Make an exact copy of all the data.
## Begin PROVIDED DATA
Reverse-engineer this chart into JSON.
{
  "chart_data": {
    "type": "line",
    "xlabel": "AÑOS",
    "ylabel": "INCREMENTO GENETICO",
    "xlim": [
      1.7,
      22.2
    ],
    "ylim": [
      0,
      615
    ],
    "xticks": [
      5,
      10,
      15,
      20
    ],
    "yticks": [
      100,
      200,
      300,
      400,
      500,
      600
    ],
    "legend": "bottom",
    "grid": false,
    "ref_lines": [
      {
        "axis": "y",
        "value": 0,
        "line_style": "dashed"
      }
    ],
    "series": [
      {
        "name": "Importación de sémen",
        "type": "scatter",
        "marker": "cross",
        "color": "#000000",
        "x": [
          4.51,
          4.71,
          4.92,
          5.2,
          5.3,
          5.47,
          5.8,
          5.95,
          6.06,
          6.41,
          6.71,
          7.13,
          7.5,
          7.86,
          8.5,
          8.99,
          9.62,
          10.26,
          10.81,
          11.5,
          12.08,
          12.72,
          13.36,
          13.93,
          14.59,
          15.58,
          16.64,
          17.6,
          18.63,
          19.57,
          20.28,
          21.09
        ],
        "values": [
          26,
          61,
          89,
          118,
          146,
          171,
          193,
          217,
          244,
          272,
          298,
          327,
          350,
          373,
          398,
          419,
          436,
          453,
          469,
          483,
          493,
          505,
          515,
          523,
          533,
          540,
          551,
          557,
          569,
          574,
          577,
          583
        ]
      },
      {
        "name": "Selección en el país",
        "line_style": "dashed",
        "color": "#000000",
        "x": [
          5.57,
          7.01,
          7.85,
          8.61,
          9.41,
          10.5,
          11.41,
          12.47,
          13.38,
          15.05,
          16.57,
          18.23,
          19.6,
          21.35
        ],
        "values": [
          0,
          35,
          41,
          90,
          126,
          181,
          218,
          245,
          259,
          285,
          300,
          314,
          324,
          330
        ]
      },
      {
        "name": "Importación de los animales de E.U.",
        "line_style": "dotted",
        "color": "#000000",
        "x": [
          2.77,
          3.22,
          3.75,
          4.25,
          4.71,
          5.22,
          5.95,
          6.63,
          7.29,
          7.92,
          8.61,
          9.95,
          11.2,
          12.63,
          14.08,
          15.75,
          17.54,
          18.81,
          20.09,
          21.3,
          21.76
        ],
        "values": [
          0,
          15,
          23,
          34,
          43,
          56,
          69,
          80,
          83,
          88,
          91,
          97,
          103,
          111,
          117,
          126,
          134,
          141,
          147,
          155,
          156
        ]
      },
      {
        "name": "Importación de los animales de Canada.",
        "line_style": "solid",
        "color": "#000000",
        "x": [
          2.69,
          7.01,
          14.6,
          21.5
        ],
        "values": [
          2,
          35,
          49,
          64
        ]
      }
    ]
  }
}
## End PROVIDED DATA
- _COMPLETED TASK_:
Reverse-engineer this chart into JSON.
{
  "chart_data": {
    "type": "line",
    "xlabel": "AÑOS",
    "ylabel": "INCREMENTO GENETICO",
    "xlim": [
      1.7,
      22.2
    ],
    "ylim": [
      0,
      615
    ],
    "xticks": [
      5,
      10,
      15,
      20
    ],
    "yticks": [
      100,
      200,
      300,
      400,
      500,
      600
    ],
    "legend": "bottom",
    "grid": false,
    "ref_lines": [
      {
        "axis": "y",
        "value": 0,
        "line_style": "dashed"
      }
    ],
    "series": [
      {
        "name": "Importación de sémen",
        "type": "scatter",
        "marker": "cross",
        "color": "#000000",
        "x": [
          4.51,
          4.71,
          4.92,
          5.2,
          5.3,
          5.47,
          5.8,
          5.95,
          6.06,
          6.41,
          6.71,
          7.13,
          7.5,
          7.86,
          8.5,
          8.99,
          9.62,
          10.26,
          10.81,
          11.5,
          12.08,
          12.72,
          13.36,
          13.93,
          14.59,
          15.58,
          16.64,
          17.6,
          18.63,
          19.57,
          20.28,
          21.09
        ],
        "values": [
          26,
          61,
          89,
          118,
          146,
          171,
          193,
          217,
          244,
          272,
          298,
          327,
          350,
          373,
          398,
          419,
          436,
          453,
          469,
          483,
          493,
          505,
          515,
          523,
          533,
          540,
          551,
          557,
          569,
          574,
          577,
          583
        ]
      },
      {
        "name": "Selección en el país",
        "line_style": "dashed",
        "color": "#000000",
        "x": [
          5.57,
          7.01,
          7.85,
          8.61,
          9.41,
          10.5,
          11.41,
          12.47,
          13.38,
          15.05,
          16.57,
          18.23,
          19.6,
          21.35
        ],
        "values": [
          0,
          35,
          41,
          90,
          126,
          181,
          218,
          245,
          259,
          285,
          300,
          314,
          324,
          330
        ]
      },
      {
        "name": "Importación de los animales de E.U.",
        "line_style": "dotted",
        "color": "#000000",
        "x": [
          2.77,
          3.22,
          3.75,
          4.25,
          4.71,
          5.22,
          5.95,
          6.63,
          7.29,
          7.92,
          8.61,
          9.95,
          11.2,
          12.63,
          14.08,
          15.75,
          17.54,
          18.81,
          20.09,
          21.3,
          21.76
        ],
        "values": [
          0,
          15,
          23,
          34,
          43,
          56,
          69,
          80,
          83,
          88,
          91,
          97,
          103,
          111,
          117,
          126,
          134,
          141,
          147,
          155,
          156
        ]
      },
      {
        "name": "Importación de los animales de Canada.",
        "line_style": "solid",
        "color": "#000000",
        "x": [
          2.69,
          7.01,
          14.6,
          21.5
        ],
        "values": [
          2,
          35,
          49,
          64
        ]
      }
    ]
  }
}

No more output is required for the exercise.